*RAW DATA*.
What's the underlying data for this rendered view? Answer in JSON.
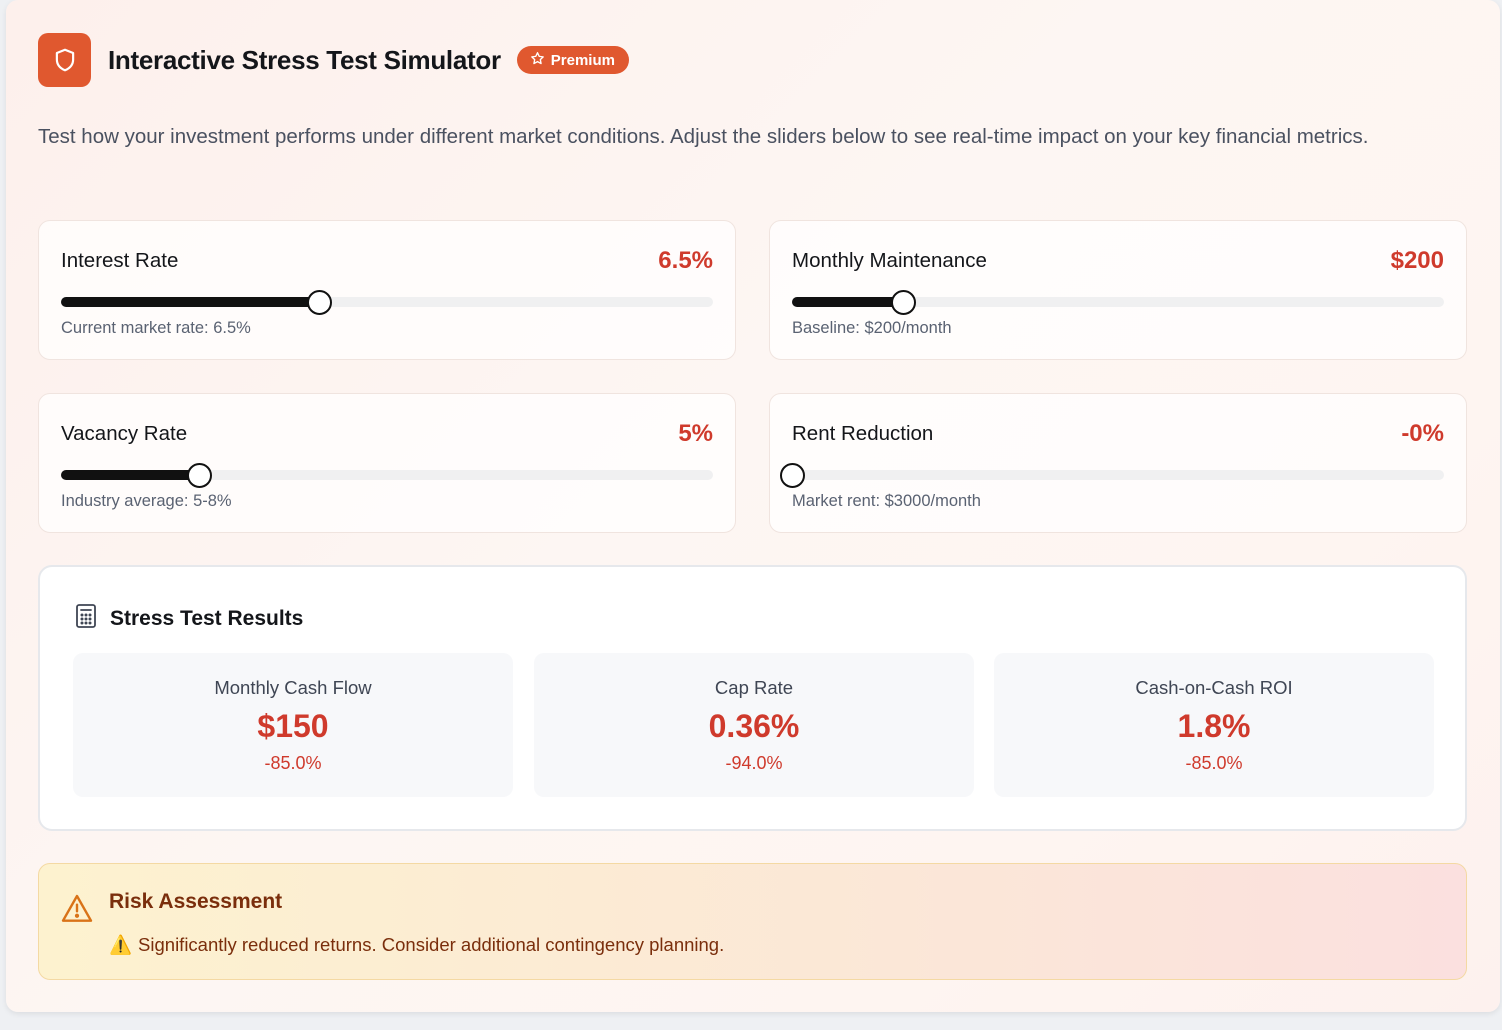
{
  "header": {
    "title": "Interactive Stress Test Simulator",
    "badge": "Premium",
    "logo_icon": "shield-icon",
    "badge_icon": "star-icon"
  },
  "description": "Test how your investment performs under different market conditions. Adjust the sliders below to see real-time impact on your key financial metrics.",
  "sliders": [
    {
      "label": "Interest Rate",
      "value": "6.5%",
      "hint": "Current market rate: 6.5%",
      "level_fraction": 0.395
    },
    {
      "label": "Monthly Maintenance",
      "value": "$200",
      "hint": "Baseline: $200/month",
      "level_fraction": 0.171
    },
    {
      "label": "Vacancy Rate",
      "value": "5%",
      "hint": "Industry average: 5-8%",
      "level_fraction": 0.212
    },
    {
      "label": "Rent Reduction",
      "value": "-0%",
      "hint": "Market rent: $3000/month",
      "level_fraction": 0.0
    }
  ],
  "results": {
    "title": "Stress Test Results",
    "icon": "calculator-icon",
    "metrics": [
      {
        "label": "Monthly Cash Flow",
        "value": "$150",
        "change": "-85.0%"
      },
      {
        "label": "Cap Rate",
        "value": "0.36%",
        "change": "-94.0%"
      },
      {
        "label": "Cash-on-Cash ROI",
        "value": "1.8%",
        "change": "-85.0%"
      }
    ]
  },
  "risk": {
    "title": "Risk Assessment",
    "icon": "warning-triangle-icon",
    "emoji": "⚠️",
    "message": "Significantly reduced returns. Consider additional contingency planning."
  },
  "colors": {
    "accent": "#e0582f",
    "negative": "#cf3a2c",
    "risk_text": "#7a2e0c",
    "slider_fill": "#111111"
  }
}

*WHAT THE TASK ASKS*. Print each entry shown above with exact wording and no pictures.

*TASK SOLUTION*.
What's the underlying data for this rendered view? Answer in JSON.
{
  "header": {
    "title": "Interactive Stress Test Simulator",
    "badge": "Premium",
    "logo_icon": "shield-icon",
    "badge_icon": "star-icon"
  },
  "description": "Test how your investment performs under different market conditions. Adjust the sliders below to see real-time impact on your key financial metrics.",
  "sliders": [
    {
      "label": "Interest Rate",
      "value": "6.5%",
      "hint": "Current market rate: 6.5%",
      "level_fraction": 0.395
    },
    {
      "label": "Monthly Maintenance",
      "value": "$200",
      "hint": "Baseline: $200/month",
      "level_fraction": 0.171
    },
    {
      "label": "Vacancy Rate",
      "value": "5%",
      "hint": "Industry average: 5-8%",
      "level_fraction": 0.212
    },
    {
      "label": "Rent Reduction",
      "value": "-0%",
      "hint": "Market rent: $3000/month",
      "level_fraction": 0.0
    }
  ],
  "results": {
    "title": "Stress Test Results",
    "icon": "calculator-icon",
    "metrics": [
      {
        "label": "Monthly Cash Flow",
        "value": "$150",
        "change": "-85.0%"
      },
      {
        "label": "Cap Rate",
        "value": "0.36%",
        "change": "-94.0%"
      },
      {
        "label": "Cash-on-Cash ROI",
        "value": "1.8%",
        "change": "-85.0%"
      }
    ]
  },
  "risk": {
    "title": "Risk Assessment",
    "icon": "warning-triangle-icon",
    "emoji": "⚠️",
    "message": "Significantly reduced returns. Consider additional contingency planning."
  },
  "colors": {
    "accent": "#e0582f",
    "negative": "#cf3a2c",
    "risk_text": "#7a2e0c",
    "slider_fill": "#111111"
  }
}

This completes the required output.